──────── Provided data

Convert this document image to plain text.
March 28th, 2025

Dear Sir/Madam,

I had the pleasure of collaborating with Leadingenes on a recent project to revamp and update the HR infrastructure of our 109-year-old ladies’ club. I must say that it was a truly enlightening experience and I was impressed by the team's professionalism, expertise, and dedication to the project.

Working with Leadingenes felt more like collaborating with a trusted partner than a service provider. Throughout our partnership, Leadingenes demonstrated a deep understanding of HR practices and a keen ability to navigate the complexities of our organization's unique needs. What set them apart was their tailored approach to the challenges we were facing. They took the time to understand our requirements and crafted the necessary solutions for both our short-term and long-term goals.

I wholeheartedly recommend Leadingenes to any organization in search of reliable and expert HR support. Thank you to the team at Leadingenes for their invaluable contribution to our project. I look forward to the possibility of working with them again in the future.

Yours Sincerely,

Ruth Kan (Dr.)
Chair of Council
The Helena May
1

────────────────
──────── Provided data

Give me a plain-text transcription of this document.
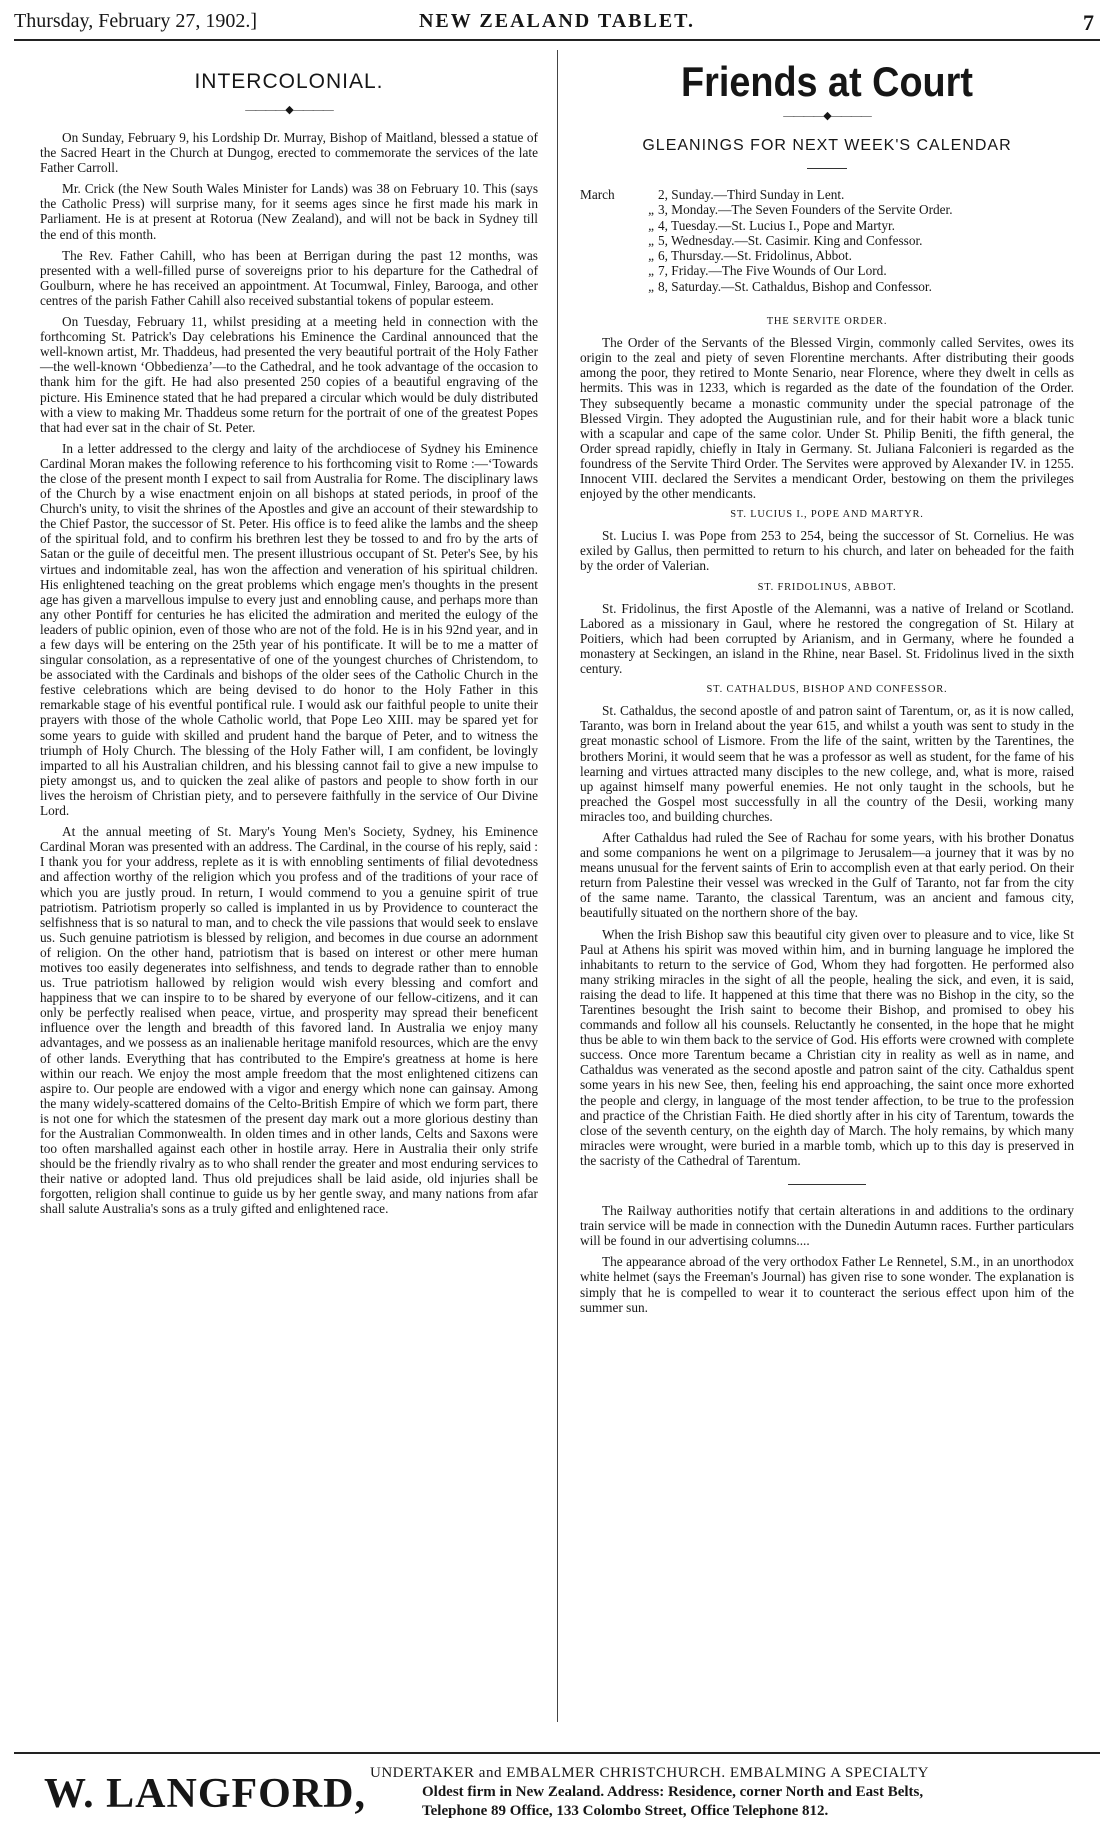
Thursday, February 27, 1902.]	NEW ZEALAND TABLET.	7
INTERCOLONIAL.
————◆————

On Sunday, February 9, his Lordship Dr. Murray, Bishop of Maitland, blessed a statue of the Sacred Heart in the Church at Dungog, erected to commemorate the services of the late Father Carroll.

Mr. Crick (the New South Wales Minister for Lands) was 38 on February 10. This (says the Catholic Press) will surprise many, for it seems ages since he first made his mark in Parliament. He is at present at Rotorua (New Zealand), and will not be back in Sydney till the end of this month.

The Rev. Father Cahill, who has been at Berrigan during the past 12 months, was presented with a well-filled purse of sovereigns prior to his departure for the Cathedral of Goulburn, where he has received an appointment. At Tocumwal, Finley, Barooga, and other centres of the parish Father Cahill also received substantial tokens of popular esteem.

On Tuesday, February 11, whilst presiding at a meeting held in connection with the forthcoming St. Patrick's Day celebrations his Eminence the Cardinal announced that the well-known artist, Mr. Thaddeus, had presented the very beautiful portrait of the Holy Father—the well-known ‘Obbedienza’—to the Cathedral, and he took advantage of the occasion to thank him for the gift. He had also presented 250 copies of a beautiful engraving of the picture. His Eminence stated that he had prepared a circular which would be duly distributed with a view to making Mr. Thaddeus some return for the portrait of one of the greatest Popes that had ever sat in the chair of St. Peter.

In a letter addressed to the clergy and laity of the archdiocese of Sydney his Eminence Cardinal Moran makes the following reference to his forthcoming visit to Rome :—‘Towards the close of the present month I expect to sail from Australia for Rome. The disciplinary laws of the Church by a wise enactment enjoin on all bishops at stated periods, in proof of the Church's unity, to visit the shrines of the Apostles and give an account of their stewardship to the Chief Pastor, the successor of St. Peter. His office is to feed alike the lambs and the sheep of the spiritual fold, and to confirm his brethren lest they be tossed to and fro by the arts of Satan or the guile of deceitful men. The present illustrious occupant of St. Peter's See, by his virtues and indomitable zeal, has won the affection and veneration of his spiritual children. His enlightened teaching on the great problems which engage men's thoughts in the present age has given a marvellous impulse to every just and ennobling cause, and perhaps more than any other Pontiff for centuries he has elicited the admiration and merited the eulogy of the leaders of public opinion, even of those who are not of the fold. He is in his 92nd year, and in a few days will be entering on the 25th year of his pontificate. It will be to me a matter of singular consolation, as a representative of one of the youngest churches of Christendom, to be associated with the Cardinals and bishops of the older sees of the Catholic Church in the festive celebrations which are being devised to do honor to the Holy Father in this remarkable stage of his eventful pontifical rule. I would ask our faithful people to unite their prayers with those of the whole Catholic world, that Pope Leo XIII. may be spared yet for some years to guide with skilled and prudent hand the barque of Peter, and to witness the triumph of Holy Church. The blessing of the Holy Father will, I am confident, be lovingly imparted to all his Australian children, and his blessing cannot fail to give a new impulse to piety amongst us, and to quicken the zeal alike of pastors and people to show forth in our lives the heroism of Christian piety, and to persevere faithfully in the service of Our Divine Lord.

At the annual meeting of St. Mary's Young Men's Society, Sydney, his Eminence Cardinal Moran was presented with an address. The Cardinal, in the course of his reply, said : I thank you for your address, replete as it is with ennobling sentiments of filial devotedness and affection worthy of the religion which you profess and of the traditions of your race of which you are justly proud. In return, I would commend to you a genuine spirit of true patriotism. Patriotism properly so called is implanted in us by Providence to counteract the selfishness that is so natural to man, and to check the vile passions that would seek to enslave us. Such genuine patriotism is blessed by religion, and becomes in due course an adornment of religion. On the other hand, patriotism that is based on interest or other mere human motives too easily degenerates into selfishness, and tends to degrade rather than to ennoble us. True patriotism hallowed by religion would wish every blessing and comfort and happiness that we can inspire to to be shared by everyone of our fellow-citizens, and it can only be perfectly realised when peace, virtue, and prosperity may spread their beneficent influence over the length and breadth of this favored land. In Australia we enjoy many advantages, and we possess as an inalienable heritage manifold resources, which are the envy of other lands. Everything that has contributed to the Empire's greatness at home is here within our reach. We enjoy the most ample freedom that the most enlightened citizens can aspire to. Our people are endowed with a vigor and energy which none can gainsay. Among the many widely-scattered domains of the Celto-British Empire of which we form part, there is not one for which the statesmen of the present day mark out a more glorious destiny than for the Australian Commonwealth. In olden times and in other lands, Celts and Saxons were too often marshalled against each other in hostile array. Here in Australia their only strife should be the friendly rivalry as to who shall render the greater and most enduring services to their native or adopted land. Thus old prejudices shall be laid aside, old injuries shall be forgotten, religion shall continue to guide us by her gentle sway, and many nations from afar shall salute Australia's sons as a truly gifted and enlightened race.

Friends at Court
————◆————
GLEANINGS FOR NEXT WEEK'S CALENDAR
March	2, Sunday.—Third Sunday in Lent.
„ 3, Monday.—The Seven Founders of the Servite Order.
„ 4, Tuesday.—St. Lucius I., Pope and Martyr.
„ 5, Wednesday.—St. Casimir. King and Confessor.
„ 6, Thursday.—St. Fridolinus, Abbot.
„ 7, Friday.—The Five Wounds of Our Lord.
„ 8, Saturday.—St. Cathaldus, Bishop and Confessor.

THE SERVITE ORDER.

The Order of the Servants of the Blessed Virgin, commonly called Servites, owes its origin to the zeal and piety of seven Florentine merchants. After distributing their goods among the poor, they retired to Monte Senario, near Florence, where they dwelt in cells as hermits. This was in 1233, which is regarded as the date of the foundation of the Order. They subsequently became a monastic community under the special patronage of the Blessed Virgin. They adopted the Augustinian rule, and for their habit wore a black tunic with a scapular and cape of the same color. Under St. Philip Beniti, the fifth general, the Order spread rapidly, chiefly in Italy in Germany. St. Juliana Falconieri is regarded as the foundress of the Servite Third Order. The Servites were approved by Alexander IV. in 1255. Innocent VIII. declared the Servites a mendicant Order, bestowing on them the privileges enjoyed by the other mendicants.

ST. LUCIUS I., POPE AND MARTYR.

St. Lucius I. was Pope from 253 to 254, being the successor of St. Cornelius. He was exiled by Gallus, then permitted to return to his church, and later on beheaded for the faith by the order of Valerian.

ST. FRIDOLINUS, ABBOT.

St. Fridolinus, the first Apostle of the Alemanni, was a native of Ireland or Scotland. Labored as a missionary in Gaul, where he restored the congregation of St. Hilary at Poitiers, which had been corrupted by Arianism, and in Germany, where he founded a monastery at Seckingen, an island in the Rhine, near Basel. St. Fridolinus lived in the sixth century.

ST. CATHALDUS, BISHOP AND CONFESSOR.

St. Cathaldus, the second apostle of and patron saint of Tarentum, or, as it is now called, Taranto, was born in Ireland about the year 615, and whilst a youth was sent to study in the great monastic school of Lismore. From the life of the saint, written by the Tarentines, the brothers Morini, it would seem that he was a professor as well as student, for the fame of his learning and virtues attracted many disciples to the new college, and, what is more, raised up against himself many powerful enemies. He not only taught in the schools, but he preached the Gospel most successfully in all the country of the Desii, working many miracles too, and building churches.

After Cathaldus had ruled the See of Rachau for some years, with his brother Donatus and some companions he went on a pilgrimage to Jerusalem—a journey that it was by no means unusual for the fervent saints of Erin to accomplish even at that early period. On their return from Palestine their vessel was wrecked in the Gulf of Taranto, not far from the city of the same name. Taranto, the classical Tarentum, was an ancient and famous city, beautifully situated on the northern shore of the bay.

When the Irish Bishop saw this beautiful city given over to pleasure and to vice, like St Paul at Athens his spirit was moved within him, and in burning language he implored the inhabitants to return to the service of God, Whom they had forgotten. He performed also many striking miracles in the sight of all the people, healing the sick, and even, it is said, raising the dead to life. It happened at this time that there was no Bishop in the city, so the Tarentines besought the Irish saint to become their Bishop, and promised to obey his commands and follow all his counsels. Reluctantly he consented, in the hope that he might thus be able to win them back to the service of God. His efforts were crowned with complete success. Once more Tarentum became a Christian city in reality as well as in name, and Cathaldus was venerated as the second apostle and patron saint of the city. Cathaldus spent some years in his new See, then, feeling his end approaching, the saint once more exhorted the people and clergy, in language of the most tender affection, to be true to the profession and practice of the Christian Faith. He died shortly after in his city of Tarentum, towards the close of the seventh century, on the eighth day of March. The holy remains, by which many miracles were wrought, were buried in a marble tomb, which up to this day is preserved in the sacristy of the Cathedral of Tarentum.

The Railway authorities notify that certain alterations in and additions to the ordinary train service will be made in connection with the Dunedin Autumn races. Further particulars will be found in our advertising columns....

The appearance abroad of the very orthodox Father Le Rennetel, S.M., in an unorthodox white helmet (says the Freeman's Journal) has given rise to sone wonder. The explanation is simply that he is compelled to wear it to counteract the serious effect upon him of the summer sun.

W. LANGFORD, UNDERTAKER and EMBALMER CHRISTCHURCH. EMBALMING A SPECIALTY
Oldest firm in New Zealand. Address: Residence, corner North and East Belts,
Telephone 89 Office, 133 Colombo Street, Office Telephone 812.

────────────────

• [Task statement]: Determine how many lines of the material include the string "Taranto", and give only the resulting number.

• [Your response]: 2